» Work to be completed: Copy every line from the material below that holds "областной".

━━━━━━

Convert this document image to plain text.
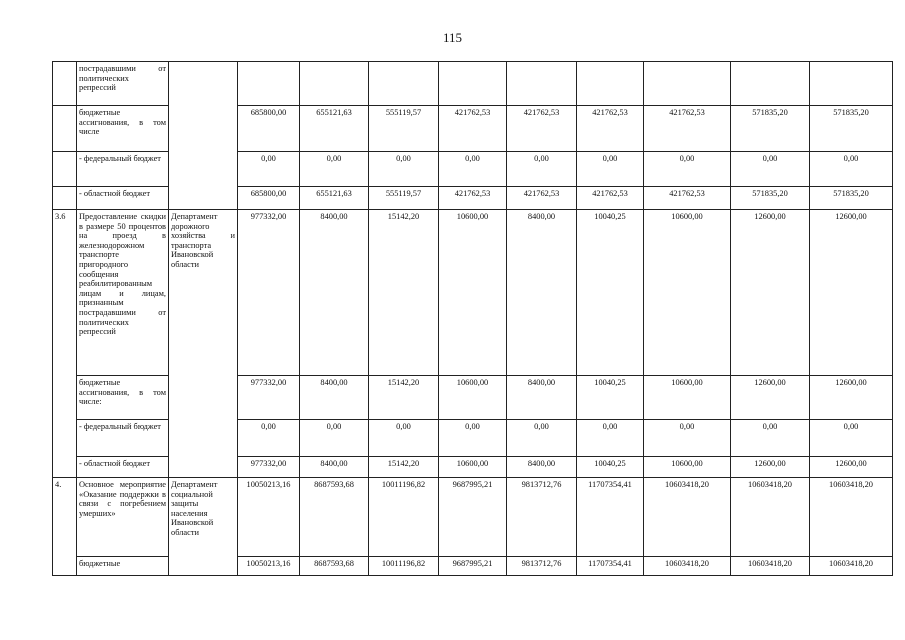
115
	пострадавшими от политических репрессий										
	бюджетные ассигнования, в том числе		685800,00	655121,63	555119,57	421762,53	421762,53	421762,53	421762,53	571835,20	571835,20
	- федеральный бюджет		0,00	0,00	0,00	0,00	0,00	0,00	0,00	0,00	0,00
	- областной бюджет		685800,00	655121,63	555119,57	421762,53	421762,53	421762,53	421762,53	571835,20	571835,20
3.6	Предоставление скидки в размере 50 процентов на проезд в железнодорожном транспорте пригородного сообщения реабилитированным лицам и лицам, признанным пострадавшими от политических репрессий	Департамент дорожного хозяйства и транспорта Ивановской области	977332,00	8400,00	15142,20	10600,00	8400,00	10040,25	10600,00	12600,00	12600,00
	бюджетные ассигнования, в том числе:		977332,00	8400,00	15142,20	10600,00	8400,00	10040,25	10600,00	12600,00	12600,00
	- федеральный бюджет		0,00	0,00	0,00	0,00	0,00	0,00	0,00	0,00	0,00
	- областной бюджет		977332,00	8400,00	15142,20	10600,00	8400,00	10040,25	10600,00	12600,00	12600,00
4.	Основное мероприятие «Оказание поддержки в связи с погребением умерших»	Департамент социальной защиты населения Ивановской области	10050213,16	8687593,68	10011196,82	9687995,21	9813712,76	11707354,41	10603418,20	10603418,20	10603418,20
	бюджетные		10050213,16	8687593,68	10011196,82	9687995,21	9813712,76	11707354,41	10603418,20	10603418,20	10603418,20
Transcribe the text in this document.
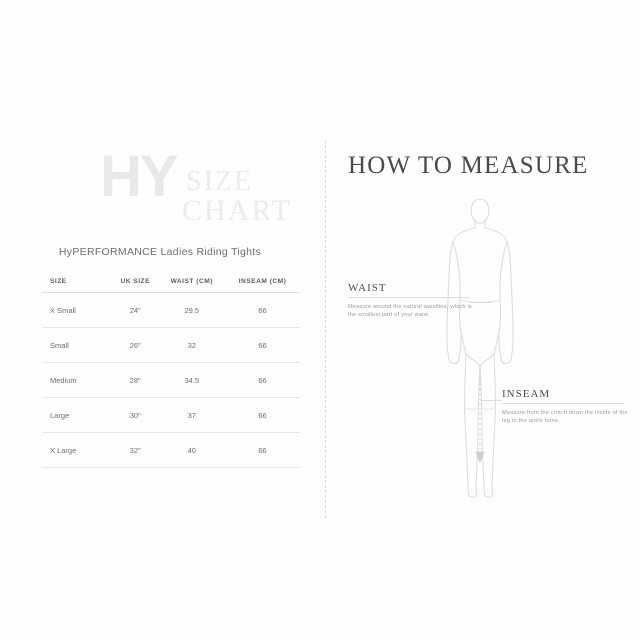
HY SIZE
CHART
HyPERFORMANCE Ladies Riding Tights
SIZE	UK SIZE	WAIST (CM)	INSEAM (CM)
X Small	24"	29.5	66
Small	26"	32	66
Medium	28"	34.5	66
Large	30"	37	66
X Large	32"	40	66
HOW TO MEASURE
WAIST
Measure around the natural waistline, which is the smallest part of your waist.
INSEAM
Measure from the crotch down the inside of the leg to the ankle bone.
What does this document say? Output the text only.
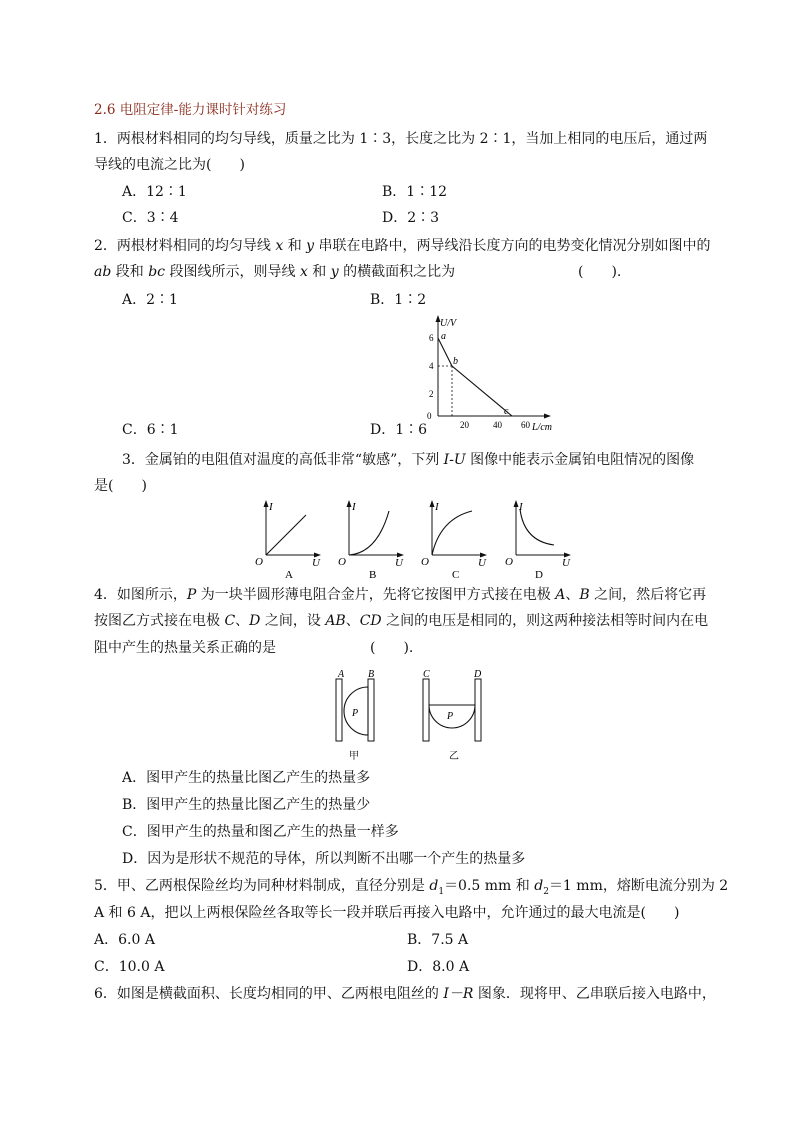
2.6 电阻定律-能力课时针对练习
1．两根材料相同的均匀导线，质量之比为 1∶3，长度之比为 2∶1，当加上相同的电压后，通过两
导线的电流之比为(　　)
A．12∶1	B．1∶12
C．3∶4	D．2∶3
2．两根材料相同的均匀导线 x 和 y 串联在电路中，两导线沿长度方向的电势变化情况分别如图中的
ab 段和 bc 段图线所示，则导线 x 和 y 的横截面积之比为	(　　).
A．2∶1	B．1∶2
C．6∶1	D．1∶6
U/V
L/cm
0
2
4
6
20	40 60
a
b
c
3．金属铂的电阻值对温度的高低非常“敏感”，下列 I-U 图像中能表示金属铂电阻情况的图像
是(　　)
I
U
O
A
I
U
O
B
I
U
O
C
I
U
O
D
4．如图所示，P 为一块半圆形薄电阻合金片，先将它按图甲方式接在电极 A、B 之间，然后将它再
按图乙方式接在电极 C、D 之间，设 AB、CD 之间的电压是相同的，则这两种接法相等时间内在电
阻中产生的热量关系正确的是	(　　).
A B
P
甲
C	D
P
乙
A．图甲产生的热量比图乙产生的热量多
B．图甲产生的热量比图乙产生的热量少
C．图甲产生的热量和图乙产生的热量一样多
D．因为是形状不规范的导体，所以判断不出哪一个产生的热量多
5．甲、乙两根保险丝均为同种材料制成，直径分别是 $d_1=0.5$ mm 和 $d_2=1$ mm，熔断电流分别为 2
A 和 6 A，把以上两根保险丝各取等长一段并联后再接入电路中，允许通过的最大电流是(　　)
A．6.0 A	B．7.5 A
C．10.0 A	D．8.0 A
6．如图是横截面积、长度均相同的甲、乙两根电阻丝的 I－R 图象．现将甲、乙串联后接入电路中，
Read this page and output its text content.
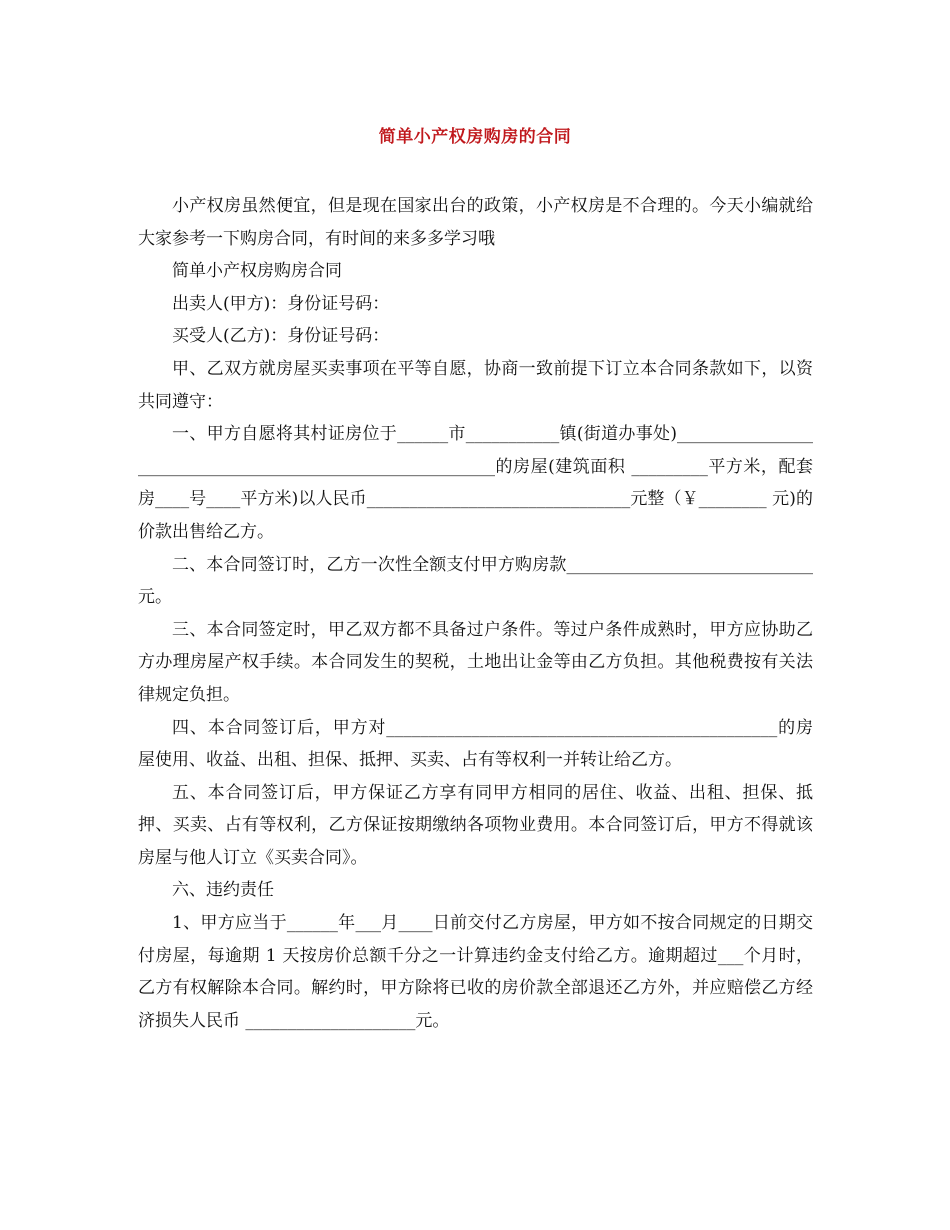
简单小产权房购房的合同

小产权房虽然便宜，但是现在国家出台的政策，小产权房是不合理的。今天小编就给大家参考一下购房合同，有时间的来多多学习哦

简单小产权房购房合同

出卖人(甲方)：身份证号码：

买受人(乙方)：身份证号码：

甲、乙双方就房屋买卖事项在平等自愿，协商一致前提下订立本合同条款如下，以资共同遵守：

一、甲方自愿将其村证房位于______市___________镇(街道办事处)__________________________________________________________的房屋(建筑面积 _________平方米，配套房____号____平方米)以人民币_______________________________元整（￥________ 元)的价款出售给乙方。

二、本合同签订时，乙方一次性全额支付甲方购房款_____________________________元。

三、本合同签定时，甲乙双方都不具备过户条件。等过户条件成熟时，甲方应协助乙方办理房屋产权手续。本合同发生的契税，土地出让金等由乙方负担。其他税费按有关法律规定负担。

四、本合同签订后，甲方对______________________________________________的房屋使用、收益、出租、担保、抵押、买卖、占有等权利一并转让给乙方。

五、本合同签订后，甲方保证乙方享有同甲方相同的居住、收益、出租、担保、抵押、买卖、占有等权利，乙方保证按期缴纳各项物业费用。本合同签订后，甲方不得就该房屋与他人订立《买卖合同》。

六、违约责任

1、甲方应当于______年___月____日前交付乙方房屋，甲方如不按合同规定的日期交付房屋，每逾期 1 天按房价总额千分之一计算违约金支付给乙方。逾期超过___个月时，乙方有权解除本合同。解约时，甲方除将已收的房价款全部退还乙方外，并应赔偿乙方经济损失人民币 ____________________元。
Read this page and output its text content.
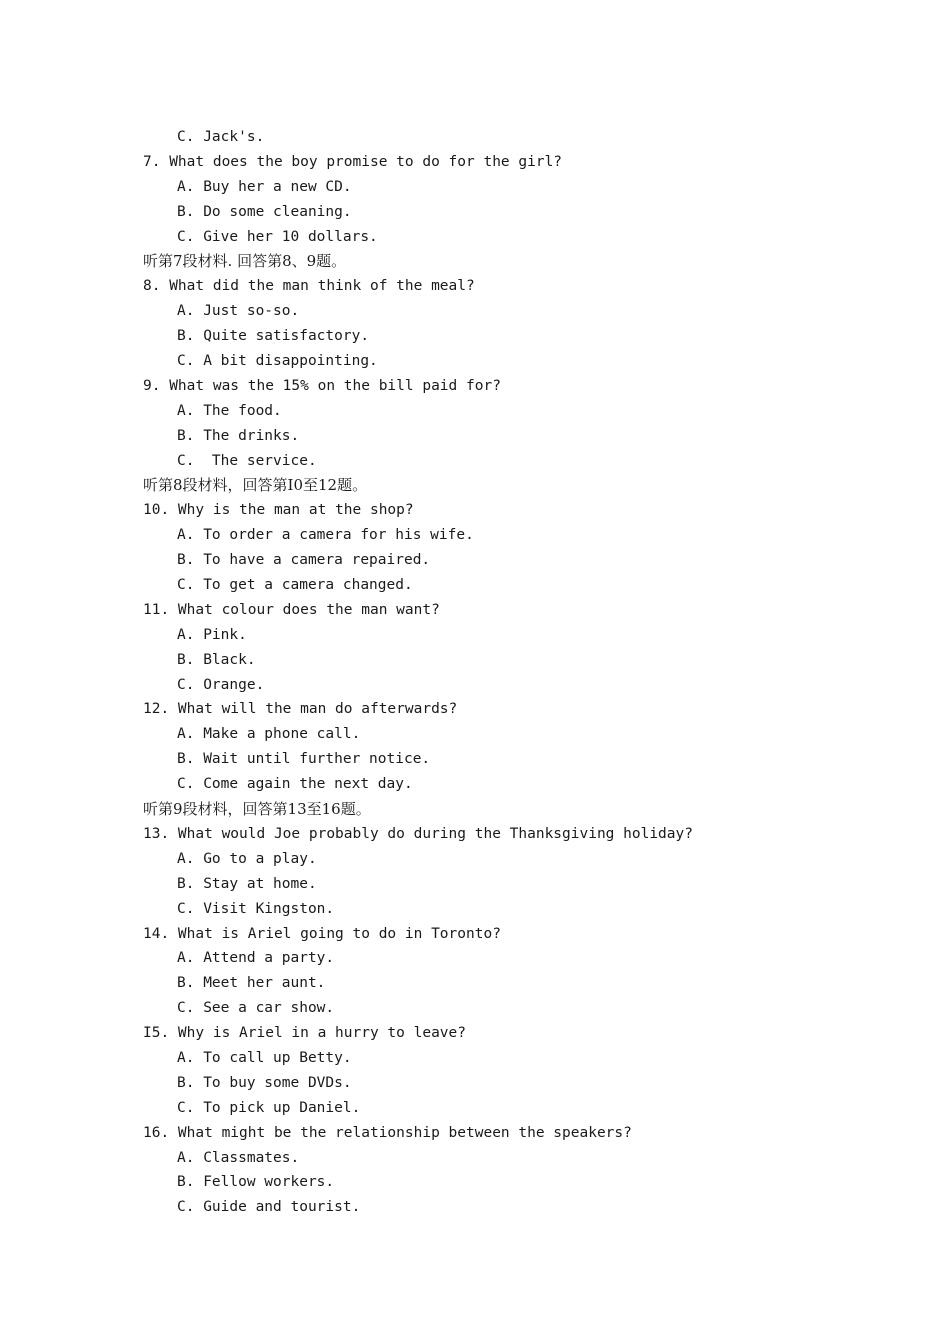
C. Jack's.
7. What does the boy promise to do for the girl?
A. Buy her a new CD.
B. Do some cleaning.
C. Give her 10 dollars.
听第7段材料. 回答第8、9题。
8. What did the man think of the meal?
A. Just so-so.
B. Quite satisfactory.
C. A bit disappointing.
9. What was the 15% on the bill paid for?
A. The food.
B. The drinks.
C.  The service.
听第8段材料，回答第I0至12题。
10. Why is the man at the shop?
A. To order a camera for his wife.
B. To have a camera repaired.
C. To get a camera changed.
11. What colour does the man want?
A. Pink.
B. Black.
C. Orange.
12. What will the man do afterwards?
A. Make a phone call.
B. Wait until further notice.
C. Come again the next day.
听第9段材料，回答第13至16题。
13. What would Joe probably do during the Thanksgiving holiday?
A. Go to a play.
B. Stay at home.
C. Visit Kingston.
14. What is Ariel going to do in Toronto?
A. Attend a party.
B. Meet her aunt.
C. See a car show.
I5. Why is Ariel in a hurry to leave?
A. To call up Betty.
B. To buy some DVDs.
C. To pick up Daniel.
16. What might be the relationship between the speakers?
A. Classmates.
B. Fellow workers.
C. Guide and tourist.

━━━━━━

» Answer in full:
	- областной бюджет		685800,00	655121,63	555119,57	421762,53	421762,53	421762,53	421762,53	571835,20	571835,20
	- областной бюджет		977332,00	8400,00	15142,20	10600,00	8400,00	10040,25	10600,00	12600,00	12600,00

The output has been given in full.